| Aim |
Select each line where the word "title" appears.

== Records

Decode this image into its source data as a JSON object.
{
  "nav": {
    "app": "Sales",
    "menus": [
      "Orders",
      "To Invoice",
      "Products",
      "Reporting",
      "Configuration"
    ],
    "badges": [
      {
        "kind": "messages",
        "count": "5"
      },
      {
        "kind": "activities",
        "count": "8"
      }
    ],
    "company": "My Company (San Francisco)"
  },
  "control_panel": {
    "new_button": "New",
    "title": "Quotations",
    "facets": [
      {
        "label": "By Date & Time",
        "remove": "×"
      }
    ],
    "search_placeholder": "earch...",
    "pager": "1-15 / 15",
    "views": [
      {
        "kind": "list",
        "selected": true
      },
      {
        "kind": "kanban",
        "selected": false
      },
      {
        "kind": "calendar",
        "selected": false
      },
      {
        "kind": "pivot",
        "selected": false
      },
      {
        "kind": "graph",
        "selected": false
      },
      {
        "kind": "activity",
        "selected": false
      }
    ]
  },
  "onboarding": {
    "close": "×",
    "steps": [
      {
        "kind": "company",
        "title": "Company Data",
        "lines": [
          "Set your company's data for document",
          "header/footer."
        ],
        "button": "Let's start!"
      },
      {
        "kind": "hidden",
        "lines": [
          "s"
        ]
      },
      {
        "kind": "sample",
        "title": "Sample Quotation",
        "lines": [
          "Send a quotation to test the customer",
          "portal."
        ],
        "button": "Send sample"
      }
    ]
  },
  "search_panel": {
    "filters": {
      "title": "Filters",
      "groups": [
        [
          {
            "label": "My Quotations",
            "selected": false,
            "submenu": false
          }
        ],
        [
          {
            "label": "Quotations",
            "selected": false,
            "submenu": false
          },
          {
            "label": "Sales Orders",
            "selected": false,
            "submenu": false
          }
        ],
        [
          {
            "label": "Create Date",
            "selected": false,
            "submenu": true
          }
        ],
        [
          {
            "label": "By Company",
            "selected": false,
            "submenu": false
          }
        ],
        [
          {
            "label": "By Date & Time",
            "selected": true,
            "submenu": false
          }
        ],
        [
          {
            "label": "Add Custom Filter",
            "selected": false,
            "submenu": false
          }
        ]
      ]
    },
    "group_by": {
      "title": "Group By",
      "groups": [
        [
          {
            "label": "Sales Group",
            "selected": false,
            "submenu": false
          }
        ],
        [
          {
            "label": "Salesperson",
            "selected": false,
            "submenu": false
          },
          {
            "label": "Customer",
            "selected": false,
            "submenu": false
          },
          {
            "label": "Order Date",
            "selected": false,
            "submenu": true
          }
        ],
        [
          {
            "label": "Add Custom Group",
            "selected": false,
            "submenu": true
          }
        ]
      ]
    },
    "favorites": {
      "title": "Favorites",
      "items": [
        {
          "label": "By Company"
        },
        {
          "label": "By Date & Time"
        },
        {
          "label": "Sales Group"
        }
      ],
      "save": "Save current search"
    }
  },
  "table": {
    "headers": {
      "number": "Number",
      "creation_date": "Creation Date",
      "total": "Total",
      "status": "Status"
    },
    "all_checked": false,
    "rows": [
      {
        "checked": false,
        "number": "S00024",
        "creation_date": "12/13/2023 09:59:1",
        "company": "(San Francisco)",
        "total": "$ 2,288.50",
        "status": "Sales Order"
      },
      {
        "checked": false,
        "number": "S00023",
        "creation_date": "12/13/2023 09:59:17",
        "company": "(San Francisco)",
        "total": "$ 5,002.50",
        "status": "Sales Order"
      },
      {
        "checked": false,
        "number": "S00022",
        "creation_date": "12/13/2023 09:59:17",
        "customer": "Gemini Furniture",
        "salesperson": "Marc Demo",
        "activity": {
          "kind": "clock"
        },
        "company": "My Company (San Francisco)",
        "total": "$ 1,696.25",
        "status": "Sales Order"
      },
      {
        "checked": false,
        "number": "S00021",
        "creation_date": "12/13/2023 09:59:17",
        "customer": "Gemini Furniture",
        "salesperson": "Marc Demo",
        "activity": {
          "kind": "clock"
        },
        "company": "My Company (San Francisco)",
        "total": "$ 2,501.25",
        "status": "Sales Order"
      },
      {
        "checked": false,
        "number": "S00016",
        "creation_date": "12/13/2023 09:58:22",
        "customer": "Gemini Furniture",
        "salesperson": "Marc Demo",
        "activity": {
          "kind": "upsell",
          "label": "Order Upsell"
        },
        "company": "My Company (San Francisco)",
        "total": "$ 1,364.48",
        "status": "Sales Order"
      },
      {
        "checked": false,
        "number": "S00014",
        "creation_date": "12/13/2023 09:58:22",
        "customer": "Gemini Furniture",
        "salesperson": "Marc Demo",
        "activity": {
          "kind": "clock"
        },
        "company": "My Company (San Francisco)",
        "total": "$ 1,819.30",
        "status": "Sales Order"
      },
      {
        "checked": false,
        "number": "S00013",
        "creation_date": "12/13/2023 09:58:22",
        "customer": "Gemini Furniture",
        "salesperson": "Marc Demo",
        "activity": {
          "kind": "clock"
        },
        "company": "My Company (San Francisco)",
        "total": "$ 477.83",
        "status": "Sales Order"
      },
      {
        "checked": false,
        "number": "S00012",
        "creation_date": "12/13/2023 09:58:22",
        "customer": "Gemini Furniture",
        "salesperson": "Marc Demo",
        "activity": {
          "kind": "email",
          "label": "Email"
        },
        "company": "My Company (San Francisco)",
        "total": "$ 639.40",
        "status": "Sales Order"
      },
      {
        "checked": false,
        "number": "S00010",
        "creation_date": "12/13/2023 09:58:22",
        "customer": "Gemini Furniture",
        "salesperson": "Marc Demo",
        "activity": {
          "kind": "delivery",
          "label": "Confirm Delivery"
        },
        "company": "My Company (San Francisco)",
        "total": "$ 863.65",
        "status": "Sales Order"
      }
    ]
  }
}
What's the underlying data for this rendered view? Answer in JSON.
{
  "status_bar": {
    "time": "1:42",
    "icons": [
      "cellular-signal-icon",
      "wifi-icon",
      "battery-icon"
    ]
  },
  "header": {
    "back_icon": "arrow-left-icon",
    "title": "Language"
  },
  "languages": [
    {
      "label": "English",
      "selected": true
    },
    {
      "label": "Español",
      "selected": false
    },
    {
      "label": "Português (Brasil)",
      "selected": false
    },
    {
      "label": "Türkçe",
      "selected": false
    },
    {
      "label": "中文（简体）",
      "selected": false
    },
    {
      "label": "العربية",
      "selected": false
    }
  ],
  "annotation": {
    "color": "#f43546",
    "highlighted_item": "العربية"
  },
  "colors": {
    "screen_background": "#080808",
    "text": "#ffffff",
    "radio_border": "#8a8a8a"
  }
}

====

| Written solution |
    "title": "Quotations",
        "title": "Company Data",
        "title": "Sample Quotation",
      "title": "Filters",
      "title": "Group By",
      "title": "Favorites",
    "title": "Language"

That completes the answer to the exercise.